Challenge
Omit every image, and transcribe the remaining entries exactly as given.

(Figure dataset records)
▽

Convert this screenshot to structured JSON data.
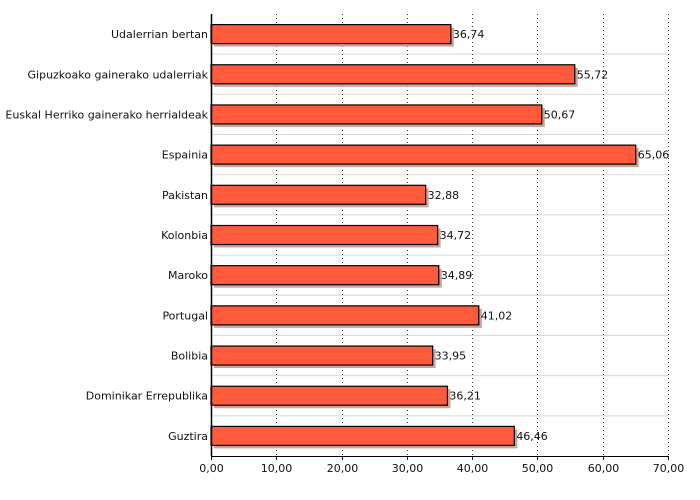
{
  "chart_data": {
    "type": "bar",
    "orientation": "horizontal",
    "categories": [
      "Udalerrian bertan",
      "Gipuzkoako gainerako udalerriak",
      "Euskal Herriko gainerako herrialdeak",
      "Espainia",
      "Pakistan",
      "Kolonbia",
      "Maroko",
      "Portugal",
      "Bolibia",
      "Dominikar Errepublika",
      "Guztira"
    ],
    "values": [
      36.74,
      55.72,
      50.67,
      65.06,
      32.88,
      34.72,
      34.89,
      41.02,
      33.95,
      36.21,
      46.46
    ],
    "value_labels": [
      "36,74",
      "55,72",
      "50,67",
      "65,06",
      "32,88",
      "34,72",
      "34,89",
      "41,02",
      "33,95",
      "36,21",
      "46,46"
    ],
    "xlim": [
      0,
      70
    ],
    "xticks": [
      0,
      10,
      20,
      30,
      40,
      50,
      60,
      70
    ],
    "xtick_labels": [
      "0,00",
      "10,00",
      "20,00",
      "30,00",
      "40,00",
      "50,00",
      "60,00",
      "70,00"
    ],
    "title": "",
    "xlabel": "",
    "ylabel": "",
    "grid": "vertical dotted",
    "bar_color": "#ff5a3c",
    "bar_edge_color": "#000000",
    "shadow_color": "#c4a79a"
  }
}
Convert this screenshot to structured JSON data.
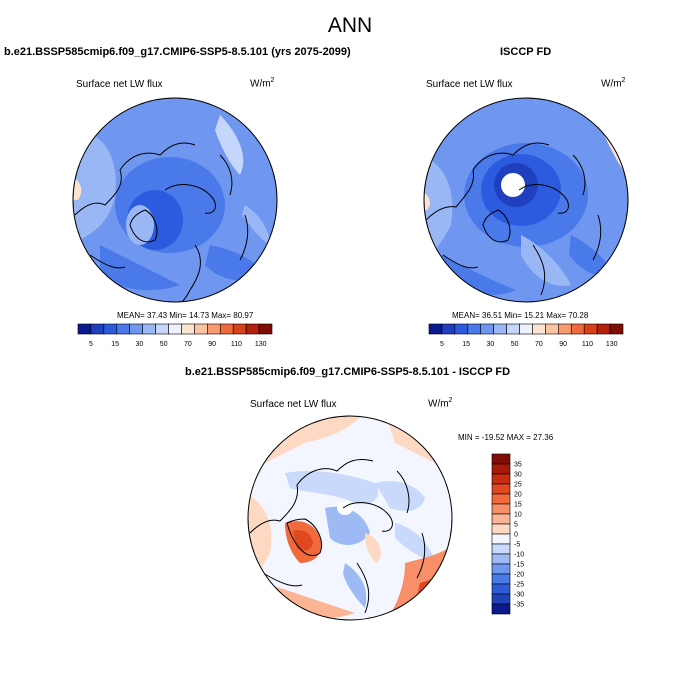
{
  "page": {
    "title": "ANN"
  },
  "panel1": {
    "case_title": "b.e21.BSSP585cmip6.f09_g17.CMIP6-SSP5-8.5.101 (yrs 2075-2099)",
    "variable": "Surface net LW flux",
    "units_base": "W/m",
    "units_exp": "2",
    "stats": "MEAN= 37.43  Min= 14.73  Max= 80.97"
  },
  "panel2": {
    "case_title": "ISCCP FD",
    "variable": "Surface net LW flux",
    "units_base": "W/m",
    "units_exp": "2",
    "stats": "MEAN= 36.51  Min= 15.21  Max= 70.28"
  },
  "panel3": {
    "case_title": "b.e21.BSSP585cmip6.f09_g17.CMIP6-SSP5-8.5.101 - ISCCP FD",
    "variable": "Surface net LW flux",
    "units_base": "W/m",
    "units_exp": "2",
    "stats": "MIN = -19.52 MAX = 27.36"
  },
  "colorbar_abs": {
    "tick_labels": [
      "5",
      "15",
      "30",
      "50",
      "70",
      "90",
      "110",
      "130"
    ],
    "colors": [
      "#0a1a8c",
      "#1f3fbf",
      "#2d5be0",
      "#4a79ea",
      "#6f97f0",
      "#9ab7f5",
      "#c4d6fa",
      "#eef2ff",
      "#fde3d2",
      "#fcc3a3",
      "#f89a6e",
      "#f06a3c",
      "#d9401a",
      "#b3200c",
      "#7e0d04"
    ]
  },
  "colorbar_diff": {
    "tick_labels": [
      "35",
      "30",
      "25",
      "20",
      "15",
      "10",
      "5",
      "0",
      "-5",
      "-10",
      "-15",
      "-20",
      "-25",
      "-30",
      "-35"
    ],
    "colors": [
      "#7e0d04",
      "#a51a08",
      "#c62d10",
      "#e0481f",
      "#f16a3e",
      "#f88f68",
      "#fbb595",
      "#fdd8c3",
      "#f3f6ff",
      "#c8d9fb",
      "#9dbaf5",
      "#6f97ef",
      "#4a79e8",
      "#2e5cd8",
      "#1f42b8",
      "#0a1a8c"
    ]
  }
}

△

Reply
Convert this screenshot to structured JSON data.
{
  "chart_data": {
    "type": "bar",
    "orientation": "horizontal",
    "categories": [
      "Udalerrian bertan",
      "Gipuzkoako gainerako udalerriak",
      "Euskal Herriko gainerako herrialdeak",
      "Espainia",
      "Pakistan",
      "Kolonbia",
      "Maroko",
      "Portugal",
      "Bolibia",
      "Dominikar Errepublika",
      "Guztira"
    ],
    "values": [
      36.74,
      55.72,
      50.67,
      65.06,
      32.88,
      34.72,
      34.89,
      41.02,
      33.95,
      36.21,
      46.46
    ],
    "value_labels": [
      "36,74",
      "55,72",
      "50,67",
      "65,06",
      "32,88",
      "34,72",
      "34,89",
      "41,02",
      "33,95",
      "36,21",
      "46,46"
    ],
    "xlim": [
      0,
      70
    ],
    "xticks": [
      0,
      10,
      20,
      30,
      40,
      50,
      60,
      70
    ],
    "xtick_labels": [
      "0,00",
      "10,00",
      "20,00",
      "30,00",
      "40,00",
      "50,00",
      "60,00",
      "70,00"
    ],
    "title": "",
    "xlabel": "",
    "ylabel": "",
    "grid": "vertical dotted",
    "bar_color": "#ff5a3c",
    "bar_edge_color": "#000000",
    "shadow_color": "#c4a79a"
  }
}
Convert this screenshot to structured JSON data.
{
  "page": {
    "title": "ANN"
  },
  "panel1": {
    "case_title": "b.e21.BSSP585cmip6.f09_g17.CMIP6-SSP5-8.5.101 (yrs 2075-2099)",
    "variable": "Surface net LW flux",
    "units_base": "W/m",
    "units_exp": "2",
    "stats": "MEAN= 37.43  Min= 14.73  Max= 80.97"
  },
  "panel2": {
    "case_title": "ISCCP FD",
    "variable": "Surface net LW flux",
    "units_base": "W/m",
    "units_exp": "2",
    "stats": "MEAN= 36.51  Min= 15.21  Max= 70.28"
  },
  "panel3": {
    "case_title": "b.e21.BSSP585cmip6.f09_g17.CMIP6-SSP5-8.5.101 - ISCCP FD",
    "variable": "Surface net LW flux",
    "units_base": "W/m",
    "units_exp": "2",
    "stats": "MIN = -19.52 MAX = 27.36"
  },
  "colorbar_abs": {
    "tick_labels": [
      "5",
      "15",
      "30",
      "50",
      "70",
      "90",
      "110",
      "130"
    ],
    "colors": [
      "#0a1a8c",
      "#1f3fbf",
      "#2d5be0",
      "#4a79ea",
      "#6f97f0",
      "#9ab7f5",
      "#c4d6fa",
      "#eef2ff",
      "#fde3d2",
      "#fcc3a3",
      "#f89a6e",
      "#f06a3c",
      "#d9401a",
      "#b3200c",
      "#7e0d04"
    ]
  },
  "colorbar_diff": {
    "tick_labels": [
      "35",
      "30",
      "25",
      "20",
      "15",
      "10",
      "5",
      "0",
      "-5",
      "-10",
      "-15",
      "-20",
      "-25",
      "-30",
      "-35"
    ],
    "colors": [
      "#7e0d04",
      "#a51a08",
      "#c62d10",
      "#e0481f",
      "#f16a3e",
      "#f88f68",
      "#fbb595",
      "#fdd8c3",
      "#f3f6ff",
      "#c8d9fb",
      "#9dbaf5",
      "#6f97ef",
      "#4a79e8",
      "#2e5cd8",
      "#1f42b8",
      "#0a1a8c"
    ]
  }
}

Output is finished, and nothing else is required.